*Aim*.
Take down each entry exactly as written.

Data entries
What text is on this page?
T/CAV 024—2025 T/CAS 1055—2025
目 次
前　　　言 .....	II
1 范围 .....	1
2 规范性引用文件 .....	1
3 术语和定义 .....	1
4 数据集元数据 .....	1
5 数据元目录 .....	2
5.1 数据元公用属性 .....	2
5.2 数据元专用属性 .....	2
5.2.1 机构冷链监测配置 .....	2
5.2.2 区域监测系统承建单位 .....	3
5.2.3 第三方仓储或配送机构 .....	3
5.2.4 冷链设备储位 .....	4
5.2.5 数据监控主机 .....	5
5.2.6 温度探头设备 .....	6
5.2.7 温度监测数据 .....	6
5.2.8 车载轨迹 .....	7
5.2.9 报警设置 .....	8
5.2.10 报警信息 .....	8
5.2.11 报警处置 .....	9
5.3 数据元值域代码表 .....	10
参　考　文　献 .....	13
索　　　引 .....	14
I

*Reply to the exercise*.
What text is on this page?
T/CAV 024—2025 T/CAS 1055—2025
目 次
前　　　言 .....	II
1 范围 .....	1
2 规范性引用文件 .....	1
3 术语和定义 .....	1
4 数据集元数据 .....	1
5 数据元目录 .....	2
5.1 数据元公用属性 .....	2
5.2 数据元专用属性 .....	2
5.2.1 机构冷链监测配置 .....	2
5.2.2 区域监测系统承建单位 .....	3
5.2.3 第三方仓储或配送机构 .....	3
5.2.4 冷链设备储位 .....	4
5.2.5 数据监控主机 .....	5
5.2.6 温度探头设备 .....	6
5.2.7 温度监测数据 .....	6
5.2.8 车载轨迹 .....	7
5.2.9 报警设置 .....	8
5.2.10 报警信息 .....	8
5.2.11 报警处置 .....	9
5.3 数据元值域代码表 .....	10
参　考　文　献 .....	13
索　　　引 .....	14
I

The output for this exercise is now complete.